= Passage provided =
The title of this Godzilla offering is a bit misleading. It makes it seem like Godzilla and Mothra are teaming up to save the planet, when in reality the two are still beating the crap out of each other in Japan and ignoring the rest of the world. Still, the film is fun to watch, and should be given credit for trying to inject new life into the Mothra mythos.
The film opens with a meteor crashing into the Pacific Ocean, disrupting an already unbalanced ecology. Godzilla is awakened, and clearly not happy about the early wake up call, expresses his displeasure in his usual anti-social manner. But also revived are Mothra and her evil nemesis Battra. Mothra soon realizes she can’t stop Godzilla alone, and must resolve her differences with her dark twin and unite to defeat Godzilla.
The highlight of “Godzilla and Mothra” is the excellent special effects by Koichi Kawakita. The new Godzilla suit is less bulky, allowing for more realistic movements, especially in the battle scenes. Godzilla also has more pronounced fangs, nasty double rows of teeth, and larger dorsal fins. Mothra is nicely ethereal, but a major flaw in her design is that her wings don’t flap during flight. Battra looks appropriately malevolent, and is a nice addition to Godzilla’s Rogues Gallery of monsters.
Battle scenes involving the monsters are effectively done, with the best being Godzilla’s fight with Battra over an erupting volcano and a three-way battle in an amusement park for the film’s finale. Fans will be happy to learn that Godzilla’s signature roar has returned to normal. No longer a deeper sounding roar, the higher pitch screech has been restored, making Godzilla sound like he’s always sounded in previous films.

= Problem 1 =
Please output the stretch of the film review from "The film opens" through "to defeat Godzilla.".
= Problem 2 =
List every monster the film review names.

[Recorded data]

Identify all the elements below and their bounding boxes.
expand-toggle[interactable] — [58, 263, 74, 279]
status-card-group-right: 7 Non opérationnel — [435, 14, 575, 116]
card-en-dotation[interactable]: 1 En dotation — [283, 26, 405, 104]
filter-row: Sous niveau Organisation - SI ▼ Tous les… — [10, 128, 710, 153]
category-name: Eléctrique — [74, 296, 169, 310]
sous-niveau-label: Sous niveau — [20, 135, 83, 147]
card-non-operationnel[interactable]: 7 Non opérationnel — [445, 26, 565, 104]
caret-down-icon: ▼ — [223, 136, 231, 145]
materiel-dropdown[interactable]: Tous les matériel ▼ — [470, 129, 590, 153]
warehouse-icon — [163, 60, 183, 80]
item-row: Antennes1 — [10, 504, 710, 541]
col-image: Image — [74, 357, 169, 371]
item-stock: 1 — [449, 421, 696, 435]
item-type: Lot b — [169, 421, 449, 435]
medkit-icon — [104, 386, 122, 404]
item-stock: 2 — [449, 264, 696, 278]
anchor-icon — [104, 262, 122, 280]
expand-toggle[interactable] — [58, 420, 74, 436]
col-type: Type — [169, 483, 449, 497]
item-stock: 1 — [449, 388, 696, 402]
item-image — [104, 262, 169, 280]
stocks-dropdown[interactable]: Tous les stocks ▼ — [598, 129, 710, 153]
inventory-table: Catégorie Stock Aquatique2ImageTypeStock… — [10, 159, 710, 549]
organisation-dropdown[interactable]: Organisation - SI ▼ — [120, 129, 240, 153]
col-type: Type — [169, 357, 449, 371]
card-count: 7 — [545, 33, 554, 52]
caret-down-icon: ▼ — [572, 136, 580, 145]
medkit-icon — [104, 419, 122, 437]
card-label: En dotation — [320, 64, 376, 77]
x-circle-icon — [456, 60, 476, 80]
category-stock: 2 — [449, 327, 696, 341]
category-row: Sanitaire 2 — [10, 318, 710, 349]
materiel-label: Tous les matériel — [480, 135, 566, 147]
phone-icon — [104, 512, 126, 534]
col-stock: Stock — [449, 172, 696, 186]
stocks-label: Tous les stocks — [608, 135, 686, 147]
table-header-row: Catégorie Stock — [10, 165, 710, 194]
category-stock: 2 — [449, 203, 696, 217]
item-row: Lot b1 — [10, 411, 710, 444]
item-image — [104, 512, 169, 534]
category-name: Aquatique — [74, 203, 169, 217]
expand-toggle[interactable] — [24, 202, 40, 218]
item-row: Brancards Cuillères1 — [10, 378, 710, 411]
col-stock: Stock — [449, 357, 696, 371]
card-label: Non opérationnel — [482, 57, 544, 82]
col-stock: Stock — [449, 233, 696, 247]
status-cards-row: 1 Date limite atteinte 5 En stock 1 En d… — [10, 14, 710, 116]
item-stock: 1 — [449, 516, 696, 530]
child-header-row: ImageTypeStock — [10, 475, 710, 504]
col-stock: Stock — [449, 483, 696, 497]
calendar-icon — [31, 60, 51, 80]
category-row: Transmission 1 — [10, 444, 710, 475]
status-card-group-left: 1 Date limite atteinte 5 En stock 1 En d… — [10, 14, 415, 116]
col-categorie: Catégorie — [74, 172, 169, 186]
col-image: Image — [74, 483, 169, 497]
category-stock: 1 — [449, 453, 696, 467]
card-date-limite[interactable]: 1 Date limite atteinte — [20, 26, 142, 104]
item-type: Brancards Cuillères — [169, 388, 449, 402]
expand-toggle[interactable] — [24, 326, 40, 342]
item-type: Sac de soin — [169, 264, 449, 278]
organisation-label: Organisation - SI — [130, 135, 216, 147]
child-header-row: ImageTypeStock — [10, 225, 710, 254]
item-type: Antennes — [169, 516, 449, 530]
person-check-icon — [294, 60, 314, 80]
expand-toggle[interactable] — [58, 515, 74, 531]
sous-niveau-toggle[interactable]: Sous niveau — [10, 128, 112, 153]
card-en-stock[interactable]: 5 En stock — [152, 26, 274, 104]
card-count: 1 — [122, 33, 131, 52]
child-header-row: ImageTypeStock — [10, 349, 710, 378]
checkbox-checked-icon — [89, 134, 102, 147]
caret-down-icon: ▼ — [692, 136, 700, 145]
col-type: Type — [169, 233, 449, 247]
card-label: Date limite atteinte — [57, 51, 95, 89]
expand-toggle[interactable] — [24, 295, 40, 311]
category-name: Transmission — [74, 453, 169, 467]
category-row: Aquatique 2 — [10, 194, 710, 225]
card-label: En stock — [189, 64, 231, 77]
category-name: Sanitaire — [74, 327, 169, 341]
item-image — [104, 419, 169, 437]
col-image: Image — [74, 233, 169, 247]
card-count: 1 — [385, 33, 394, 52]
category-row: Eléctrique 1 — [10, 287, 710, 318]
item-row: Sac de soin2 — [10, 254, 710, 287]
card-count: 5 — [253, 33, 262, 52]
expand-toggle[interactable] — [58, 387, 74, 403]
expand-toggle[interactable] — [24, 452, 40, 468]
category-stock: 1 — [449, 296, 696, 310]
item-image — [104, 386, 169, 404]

= Correct answer 1 =
The film opens with a meteor crashing into the Pacific Ocean, disrupting an already unbalanced ecology. Godzilla is awakened, and clearly not happy about the early wake up call, expresses his displeasure in his usual anti-social manner. But also revived are Mothra and her evil nemesis Battra. Mothra soon realizes she can’t stop Godzilla alone, and must resolve her differences with her dark twin and unite to defeat Godzilla.

= Correct answer 2 =
Godzilla, Mothra, Battra